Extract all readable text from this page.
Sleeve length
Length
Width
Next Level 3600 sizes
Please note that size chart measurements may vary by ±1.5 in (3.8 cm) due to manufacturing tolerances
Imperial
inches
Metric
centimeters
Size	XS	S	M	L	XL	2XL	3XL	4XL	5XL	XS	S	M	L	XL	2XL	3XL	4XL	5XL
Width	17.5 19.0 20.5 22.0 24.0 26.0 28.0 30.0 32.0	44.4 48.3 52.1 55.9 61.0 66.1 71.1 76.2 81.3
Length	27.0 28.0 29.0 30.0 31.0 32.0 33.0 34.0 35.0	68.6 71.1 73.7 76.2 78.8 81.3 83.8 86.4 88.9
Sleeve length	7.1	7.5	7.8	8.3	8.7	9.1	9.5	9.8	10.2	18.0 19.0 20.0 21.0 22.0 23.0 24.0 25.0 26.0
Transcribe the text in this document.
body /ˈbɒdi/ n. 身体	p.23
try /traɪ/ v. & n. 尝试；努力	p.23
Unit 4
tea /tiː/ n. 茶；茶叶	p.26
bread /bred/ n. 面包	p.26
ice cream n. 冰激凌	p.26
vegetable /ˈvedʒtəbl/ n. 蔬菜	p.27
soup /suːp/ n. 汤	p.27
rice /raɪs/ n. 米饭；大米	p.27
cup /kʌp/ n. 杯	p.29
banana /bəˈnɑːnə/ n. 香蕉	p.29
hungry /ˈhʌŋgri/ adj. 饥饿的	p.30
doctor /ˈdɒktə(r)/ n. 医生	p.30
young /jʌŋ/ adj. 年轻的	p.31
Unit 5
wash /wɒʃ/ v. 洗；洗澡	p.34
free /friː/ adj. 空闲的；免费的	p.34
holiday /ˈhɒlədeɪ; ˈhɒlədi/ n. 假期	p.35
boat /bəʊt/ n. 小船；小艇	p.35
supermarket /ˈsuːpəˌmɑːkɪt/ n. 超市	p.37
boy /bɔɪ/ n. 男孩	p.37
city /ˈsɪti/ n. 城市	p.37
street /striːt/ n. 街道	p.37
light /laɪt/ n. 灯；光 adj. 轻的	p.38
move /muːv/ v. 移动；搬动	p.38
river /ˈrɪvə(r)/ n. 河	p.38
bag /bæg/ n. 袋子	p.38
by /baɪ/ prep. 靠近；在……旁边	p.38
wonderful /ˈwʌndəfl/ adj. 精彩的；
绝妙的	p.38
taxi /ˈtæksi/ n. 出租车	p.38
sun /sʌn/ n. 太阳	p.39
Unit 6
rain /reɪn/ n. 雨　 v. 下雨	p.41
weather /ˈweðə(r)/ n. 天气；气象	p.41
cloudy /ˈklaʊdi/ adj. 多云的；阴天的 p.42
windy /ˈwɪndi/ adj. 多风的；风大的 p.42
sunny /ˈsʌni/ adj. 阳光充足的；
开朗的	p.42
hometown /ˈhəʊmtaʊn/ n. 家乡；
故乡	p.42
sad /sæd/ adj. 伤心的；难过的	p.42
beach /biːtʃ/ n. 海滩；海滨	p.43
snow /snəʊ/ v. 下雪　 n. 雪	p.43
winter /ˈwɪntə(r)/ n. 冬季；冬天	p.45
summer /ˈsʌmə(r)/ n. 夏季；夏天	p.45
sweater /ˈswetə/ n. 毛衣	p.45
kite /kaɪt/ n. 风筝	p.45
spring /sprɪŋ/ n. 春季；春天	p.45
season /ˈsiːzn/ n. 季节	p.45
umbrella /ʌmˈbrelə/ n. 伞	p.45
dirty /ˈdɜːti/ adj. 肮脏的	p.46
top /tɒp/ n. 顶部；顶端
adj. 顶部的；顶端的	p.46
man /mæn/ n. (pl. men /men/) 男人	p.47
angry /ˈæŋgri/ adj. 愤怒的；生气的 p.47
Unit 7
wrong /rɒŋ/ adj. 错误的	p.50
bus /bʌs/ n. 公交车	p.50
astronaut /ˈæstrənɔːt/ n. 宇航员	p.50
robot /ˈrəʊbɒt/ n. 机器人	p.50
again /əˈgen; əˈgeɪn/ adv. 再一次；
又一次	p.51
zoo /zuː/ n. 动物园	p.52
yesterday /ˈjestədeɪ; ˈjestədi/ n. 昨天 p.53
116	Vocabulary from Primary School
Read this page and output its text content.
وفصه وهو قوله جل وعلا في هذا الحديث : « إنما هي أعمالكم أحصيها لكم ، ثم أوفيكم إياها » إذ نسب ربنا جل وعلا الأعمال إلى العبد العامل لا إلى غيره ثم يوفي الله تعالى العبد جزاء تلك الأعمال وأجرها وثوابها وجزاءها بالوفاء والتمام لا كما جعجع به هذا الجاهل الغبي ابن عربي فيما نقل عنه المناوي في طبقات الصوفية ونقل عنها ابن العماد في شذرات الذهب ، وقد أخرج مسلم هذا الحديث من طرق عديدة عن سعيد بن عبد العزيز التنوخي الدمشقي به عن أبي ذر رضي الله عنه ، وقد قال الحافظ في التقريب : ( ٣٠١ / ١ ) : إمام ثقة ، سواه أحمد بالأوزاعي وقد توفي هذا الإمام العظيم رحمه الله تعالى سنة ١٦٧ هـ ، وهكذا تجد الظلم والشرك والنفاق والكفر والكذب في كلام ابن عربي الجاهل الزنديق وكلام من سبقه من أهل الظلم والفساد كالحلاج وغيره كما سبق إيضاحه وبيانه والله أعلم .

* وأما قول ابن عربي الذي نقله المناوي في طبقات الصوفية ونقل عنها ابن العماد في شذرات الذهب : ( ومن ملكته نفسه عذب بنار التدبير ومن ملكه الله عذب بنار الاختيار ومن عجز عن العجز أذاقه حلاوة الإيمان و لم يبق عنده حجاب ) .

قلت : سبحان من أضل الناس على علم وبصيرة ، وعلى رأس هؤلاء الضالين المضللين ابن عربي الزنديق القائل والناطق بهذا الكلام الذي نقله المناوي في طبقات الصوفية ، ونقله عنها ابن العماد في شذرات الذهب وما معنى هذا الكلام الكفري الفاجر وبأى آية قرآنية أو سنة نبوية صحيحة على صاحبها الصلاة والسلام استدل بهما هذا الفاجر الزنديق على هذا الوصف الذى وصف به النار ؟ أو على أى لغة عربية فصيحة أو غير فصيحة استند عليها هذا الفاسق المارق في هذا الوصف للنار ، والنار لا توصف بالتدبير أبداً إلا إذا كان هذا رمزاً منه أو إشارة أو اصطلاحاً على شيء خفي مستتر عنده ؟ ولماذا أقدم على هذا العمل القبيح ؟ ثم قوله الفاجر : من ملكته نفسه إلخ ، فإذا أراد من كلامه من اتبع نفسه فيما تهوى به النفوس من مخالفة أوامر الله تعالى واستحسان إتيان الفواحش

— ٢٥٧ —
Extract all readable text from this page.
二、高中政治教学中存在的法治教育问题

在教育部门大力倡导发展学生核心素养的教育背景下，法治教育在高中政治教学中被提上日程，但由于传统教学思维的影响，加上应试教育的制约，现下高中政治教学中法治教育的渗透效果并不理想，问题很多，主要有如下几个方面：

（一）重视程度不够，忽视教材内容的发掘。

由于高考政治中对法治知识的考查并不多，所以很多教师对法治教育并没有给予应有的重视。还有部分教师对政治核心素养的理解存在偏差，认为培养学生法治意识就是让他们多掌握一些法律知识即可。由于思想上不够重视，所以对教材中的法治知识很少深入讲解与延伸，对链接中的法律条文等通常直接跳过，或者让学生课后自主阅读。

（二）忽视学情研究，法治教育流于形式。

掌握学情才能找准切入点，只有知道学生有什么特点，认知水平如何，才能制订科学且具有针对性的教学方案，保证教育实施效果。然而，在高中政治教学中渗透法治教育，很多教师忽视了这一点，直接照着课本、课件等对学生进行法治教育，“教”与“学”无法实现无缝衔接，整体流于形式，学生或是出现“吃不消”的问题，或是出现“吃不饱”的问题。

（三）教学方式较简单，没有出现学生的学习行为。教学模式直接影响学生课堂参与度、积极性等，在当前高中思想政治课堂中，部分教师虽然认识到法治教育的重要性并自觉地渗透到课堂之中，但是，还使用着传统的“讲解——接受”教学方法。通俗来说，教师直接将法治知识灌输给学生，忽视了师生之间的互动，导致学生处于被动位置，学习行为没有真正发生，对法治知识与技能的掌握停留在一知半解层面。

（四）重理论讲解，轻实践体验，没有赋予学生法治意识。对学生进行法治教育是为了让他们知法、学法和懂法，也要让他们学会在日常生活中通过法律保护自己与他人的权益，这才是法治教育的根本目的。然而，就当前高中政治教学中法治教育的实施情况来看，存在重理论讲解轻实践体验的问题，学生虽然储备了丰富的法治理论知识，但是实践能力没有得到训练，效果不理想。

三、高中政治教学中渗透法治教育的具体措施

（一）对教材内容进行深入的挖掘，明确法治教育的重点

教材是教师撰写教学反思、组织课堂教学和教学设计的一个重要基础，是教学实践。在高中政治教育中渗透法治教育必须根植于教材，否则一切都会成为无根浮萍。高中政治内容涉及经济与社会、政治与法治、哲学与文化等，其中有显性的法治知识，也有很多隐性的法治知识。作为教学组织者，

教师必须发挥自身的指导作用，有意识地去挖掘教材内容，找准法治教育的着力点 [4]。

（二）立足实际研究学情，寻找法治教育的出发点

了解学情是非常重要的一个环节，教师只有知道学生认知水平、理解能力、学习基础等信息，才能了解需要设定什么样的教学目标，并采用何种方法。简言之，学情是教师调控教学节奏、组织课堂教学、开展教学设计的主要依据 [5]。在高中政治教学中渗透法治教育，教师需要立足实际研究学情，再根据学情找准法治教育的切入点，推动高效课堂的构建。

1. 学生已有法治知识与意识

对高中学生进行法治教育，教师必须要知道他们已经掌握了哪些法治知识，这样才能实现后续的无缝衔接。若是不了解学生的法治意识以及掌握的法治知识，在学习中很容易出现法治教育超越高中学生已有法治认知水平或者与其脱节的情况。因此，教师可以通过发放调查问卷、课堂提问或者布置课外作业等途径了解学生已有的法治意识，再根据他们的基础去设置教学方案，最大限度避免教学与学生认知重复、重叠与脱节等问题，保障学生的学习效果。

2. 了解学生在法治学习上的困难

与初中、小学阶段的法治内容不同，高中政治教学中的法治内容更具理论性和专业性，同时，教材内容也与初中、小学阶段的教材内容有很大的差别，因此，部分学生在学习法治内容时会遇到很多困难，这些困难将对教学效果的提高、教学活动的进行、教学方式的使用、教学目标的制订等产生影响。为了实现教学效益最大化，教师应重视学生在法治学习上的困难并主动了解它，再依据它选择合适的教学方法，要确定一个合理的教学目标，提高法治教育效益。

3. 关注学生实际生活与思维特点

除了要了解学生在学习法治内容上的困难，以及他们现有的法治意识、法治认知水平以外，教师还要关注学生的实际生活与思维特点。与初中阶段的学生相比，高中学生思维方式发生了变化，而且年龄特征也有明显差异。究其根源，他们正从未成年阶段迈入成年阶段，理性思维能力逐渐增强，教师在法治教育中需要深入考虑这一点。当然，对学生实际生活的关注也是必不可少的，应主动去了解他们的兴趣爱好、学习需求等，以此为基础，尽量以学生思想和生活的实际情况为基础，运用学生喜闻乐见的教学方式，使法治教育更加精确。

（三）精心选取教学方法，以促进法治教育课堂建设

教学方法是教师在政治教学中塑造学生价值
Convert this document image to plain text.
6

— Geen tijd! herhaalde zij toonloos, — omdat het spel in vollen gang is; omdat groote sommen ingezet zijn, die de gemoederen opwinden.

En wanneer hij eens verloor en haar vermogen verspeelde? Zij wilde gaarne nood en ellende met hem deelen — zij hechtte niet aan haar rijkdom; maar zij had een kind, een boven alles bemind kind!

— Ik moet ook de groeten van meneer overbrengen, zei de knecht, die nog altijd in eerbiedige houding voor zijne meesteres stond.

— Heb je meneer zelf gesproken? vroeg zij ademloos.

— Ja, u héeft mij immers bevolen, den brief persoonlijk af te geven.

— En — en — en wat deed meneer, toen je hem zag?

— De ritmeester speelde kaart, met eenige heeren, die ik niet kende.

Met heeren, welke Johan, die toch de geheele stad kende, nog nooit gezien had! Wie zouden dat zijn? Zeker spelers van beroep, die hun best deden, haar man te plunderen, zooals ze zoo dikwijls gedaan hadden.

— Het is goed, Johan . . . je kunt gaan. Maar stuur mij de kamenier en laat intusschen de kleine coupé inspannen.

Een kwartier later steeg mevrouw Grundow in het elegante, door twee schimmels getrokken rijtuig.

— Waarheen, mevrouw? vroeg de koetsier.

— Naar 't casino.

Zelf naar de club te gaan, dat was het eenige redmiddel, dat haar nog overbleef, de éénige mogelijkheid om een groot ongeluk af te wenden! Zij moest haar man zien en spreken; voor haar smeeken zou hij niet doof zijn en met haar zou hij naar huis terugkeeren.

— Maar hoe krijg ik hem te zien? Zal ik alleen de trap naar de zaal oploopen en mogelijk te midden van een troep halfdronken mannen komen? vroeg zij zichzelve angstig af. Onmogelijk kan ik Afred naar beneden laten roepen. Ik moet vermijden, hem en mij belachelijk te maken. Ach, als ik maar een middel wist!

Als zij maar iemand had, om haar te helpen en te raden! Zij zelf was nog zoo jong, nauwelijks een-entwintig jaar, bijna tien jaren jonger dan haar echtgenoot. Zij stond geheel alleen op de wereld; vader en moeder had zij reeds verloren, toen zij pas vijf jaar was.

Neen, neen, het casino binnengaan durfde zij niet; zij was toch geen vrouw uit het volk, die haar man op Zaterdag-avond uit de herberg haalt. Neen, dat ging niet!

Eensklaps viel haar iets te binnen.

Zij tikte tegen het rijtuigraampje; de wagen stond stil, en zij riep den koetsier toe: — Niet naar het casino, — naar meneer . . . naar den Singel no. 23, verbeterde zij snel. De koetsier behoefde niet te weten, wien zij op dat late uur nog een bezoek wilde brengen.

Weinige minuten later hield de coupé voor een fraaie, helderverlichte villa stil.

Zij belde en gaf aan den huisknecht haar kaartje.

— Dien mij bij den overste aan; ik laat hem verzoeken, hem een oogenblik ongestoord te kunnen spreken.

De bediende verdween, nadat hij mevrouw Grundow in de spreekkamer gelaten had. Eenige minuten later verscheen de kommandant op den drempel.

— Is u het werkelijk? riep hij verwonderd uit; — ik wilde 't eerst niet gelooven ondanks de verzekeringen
========
[THE REQUEST] In the records above, find each line that holds the word "coupé"; copy all such lines.

[EXPECTED OUTPUT]
— Het is goed, Johan . . . je kunt gaan. Maar stuur mij de kamenier en laat intusschen de kleine coupé inspannen.
Weinige minuten later hield de coupé voor een fraaie, helderverlichte villa stil.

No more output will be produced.